(Saved data entries)
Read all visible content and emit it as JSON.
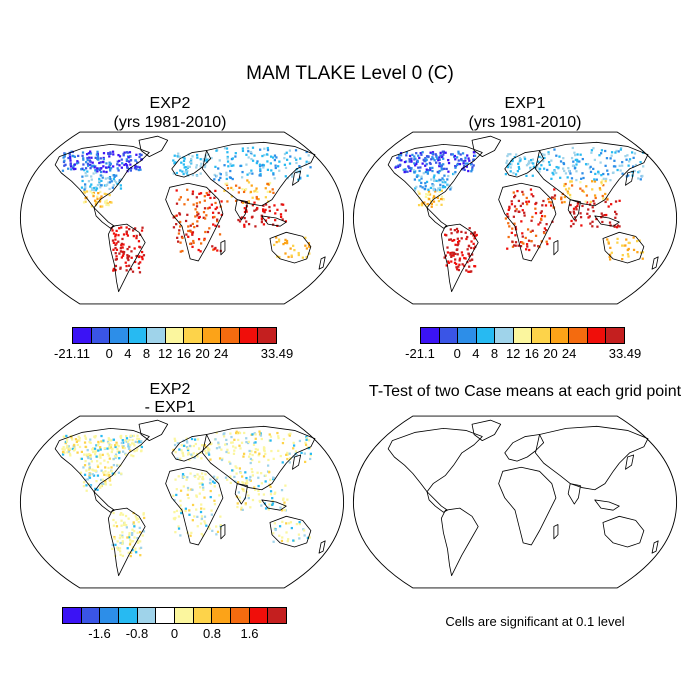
{
  "title": "MAM TLAKE Level 0 (C)",
  "panels": [
    {
      "id": "p1",
      "title_line1": "EXP2",
      "title_line2": "(yrs 1981-2010)"
    },
    {
      "id": "p2",
      "title_line1": "EXP1",
      "title_line2": "(yrs 1981-2010)"
    },
    {
      "id": "p3",
      "title_line1": "EXP2",
      "title_line2": "- EXP1"
    },
    {
      "id": "p4",
      "title_line1": "T-Test of two Case means at each grid point"
    }
  ],
  "significance_note": "Cells are significant at 0.1 level",
  "colorbars": {
    "cb1": {
      "colors": [
        "#3b13f5",
        "#3a55e6",
        "#2d8ee8",
        "#27baf2",
        "#9fd3ea",
        "#fbf69e",
        "#fdd34a",
        "#fca318",
        "#f46b0f",
        "#f00e0a",
        "#c41f1f"
      ],
      "labels": [
        "-21.11",
        "0",
        "4",
        "8",
        "12",
        "16",
        "20",
        "24",
        "33.49"
      ],
      "label_edges": [
        0,
        2,
        3,
        4,
        5,
        6,
        7,
        8,
        11
      ]
    },
    "cb2": {
      "colors": [
        "#3b13f5",
        "#3a55e6",
        "#2d8ee8",
        "#27baf2",
        "#9fd3ea",
        "#fbf69e",
        "#fdd34a",
        "#fca318",
        "#f46b0f",
        "#f00e0a",
        "#c41f1f"
      ],
      "labels": [
        "-21.1",
        "0",
        "4",
        "8",
        "12",
        "16",
        "20",
        "24",
        "33.49"
      ],
      "label_edges": [
        0,
        2,
        3,
        4,
        5,
        6,
        7,
        8,
        11
      ]
    },
    "cb3": {
      "colors": [
        "#3b13f5",
        "#3a55e6",
        "#2d8ee8",
        "#27baf2",
        "#9fd3ea",
        "#ffffff",
        "#fbf69e",
        "#fdd34a",
        "#fca318",
        "#f46b0f",
        "#f00e0a",
        "#c41f1f"
      ],
      "labels": [
        "-1.6",
        "-0.8",
        "0",
        "0.8",
        "1.6"
      ],
      "label_edges": [
        2,
        4,
        6,
        8,
        10
      ]
    }
  }
}
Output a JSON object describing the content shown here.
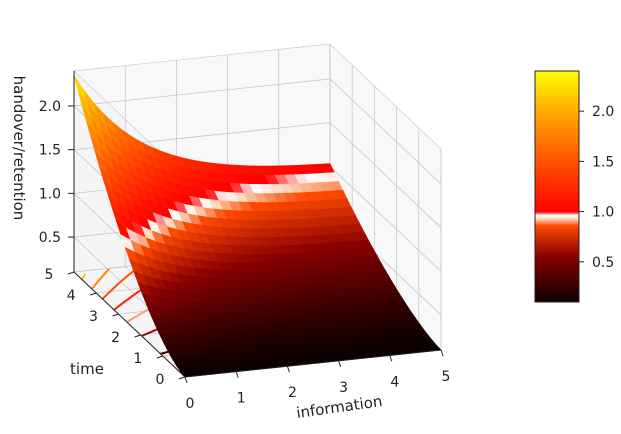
{
  "chart_data": {
    "type": "surface3d",
    "title": "",
    "xlabel": "information",
    "ylabel": "time",
    "zlabel": "handover/retention",
    "x_ticks": [
      "0",
      "1",
      "2",
      "3",
      "4",
      "5"
    ],
    "y_ticks": [
      "0",
      "1",
      "2",
      "3",
      "4",
      "5"
    ],
    "z_ticks": [
      "0.5",
      "1.0",
      "1.5",
      "2.0"
    ],
    "xlim": [
      0,
      5
    ],
    "ylim": [
      0,
      5
    ],
    "zlim": [
      0.1,
      2.4
    ],
    "grid": true,
    "colormap": "hot",
    "colorbar": {
      "ticks": [
        "0.5",
        "1.0",
        "1.5",
        "2.0"
      ],
      "range": [
        0.1,
        2.4
      ],
      "highlight_value": 1.0,
      "placement": "right"
    },
    "surface": {
      "x_range": [
        0,
        5
      ],
      "y_range": [
        0,
        5
      ],
      "z_at_x0_y5": 2.35,
      "z_at_x5_y5": 1.0,
      "z_at_x0_y0": 0.1,
      "z_at_x5_y0": 0.1
    },
    "contour_projection": {
      "plane": "x=0",
      "levels": [
        0.3,
        0.6,
        0.9,
        1.2,
        1.5,
        1.8,
        2.1
      ]
    }
  }
}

**Requirements**
Give every line back word for word and leave the pictures out.

**Result of the task**
Read all visible content and emit it as JSON.
{
  "title": "MAM TLAKE Level 0 (C)",
  "panels": [
    {
      "id": "p1",
      "title_line1": "EXP2",
      "title_line2": "(yrs 1981-2010)"
    },
    {
      "id": "p2",
      "title_line1": "EXP1",
      "title_line2": "(yrs 1981-2010)"
    },
    {
      "id": "p3",
      "title_line1": "EXP2",
      "title_line2": "- EXP1"
    },
    {
      "id": "p4",
      "title_line1": "T-Test of two Case means at each grid point"
    }
  ],
  "significance_note": "Cells are significant at 0.1 level",
  "colorbars": {
    "cb1": {
      "colors": [
        "#3b13f5",
        "#3a55e6",
        "#2d8ee8",
        "#27baf2",
        "#9fd3ea",
        "#fbf69e",
        "#fdd34a",
        "#fca318",
        "#f46b0f",
        "#f00e0a",
        "#c41f1f"
      ],
      "labels": [
        "-21.11",
        "0",
        "4",
        "8",
        "12",
        "16",
        "20",
        "24",
        "33.49"
      ],
      "label_edges": [
        0,
        2,
        3,
        4,
        5,
        6,
        7,
        8,
        11
      ]
    },
    "cb2": {
      "colors": [
        "#3b13f5",
        "#3a55e6",
        "#2d8ee8",
        "#27baf2",
        "#9fd3ea",
        "#fbf69e",
        "#fdd34a",
        "#fca318",
        "#f46b0f",
        "#f00e0a",
        "#c41f1f"
      ],
      "labels": [
        "-21.1",
        "0",
        "4",
        "8",
        "12",
        "16",
        "20",
        "24",
        "33.49"
      ],
      "label_edges": [
        0,
        2,
        3,
        4,
        5,
        6,
        7,
        8,
        11
      ]
    },
    "cb3": {
      "colors": [
        "#3b13f5",
        "#3a55e6",
        "#2d8ee8",
        "#27baf2",
        "#9fd3ea",
        "#ffffff",
        "#fbf69e",
        "#fdd34a",
        "#fca318",
        "#f46b0f",
        "#f00e0a",
        "#c41f1f"
      ],
      "labels": [
        "-1.6",
        "-0.8",
        "0",
        "0.8",
        "1.6"
      ],
      "label_edges": [
        2,
        4,
        6,
        8,
        10
      ]
    }
  }
}
Output a JSON object describing the content shown here.
{
  "chart_data": {
    "type": "surface3d",
    "title": "",
    "xlabel": "information",
    "ylabel": "time",
    "zlabel": "handover/retention",
    "x_ticks": [
      "0",
      "1",
      "2",
      "3",
      "4",
      "5"
    ],
    "y_ticks": [
      "0",
      "1",
      "2",
      "3",
      "4",
      "5"
    ],
    "z_ticks": [
      "0.5",
      "1.0",
      "1.5",
      "2.0"
    ],
    "xlim": [
      0,
      5
    ],
    "ylim": [
      0,
      5
    ],
    "zlim": [
      0.1,
      2.4
    ],
    "grid": true,
    "colormap": "hot",
    "colorbar": {
      "ticks": [
        "0.5",
        "1.0",
        "1.5",
        "2.0"
      ],
      "range": [
        0.1,
        2.4
      ],
      "highlight_value": 1.0,
      "placement": "right"
    },
    "surface": {
      "x_range": [
        0,
        5
      ],
      "y_range": [
        0,
        5
      ],
      "z_at_x0_y5": 2.35,
      "z_at_x5_y5": 1.0,
      "z_at_x0_y0": 0.1,
      "z_at_x5_y0": 0.1
    },
    "contour_projection": {
      "plane": "x=0",
      "levels": [
        0.3,
        0.6,
        0.9,
        1.2,
        1.5,
        1.8,
        2.1
      ]
    }
  }
}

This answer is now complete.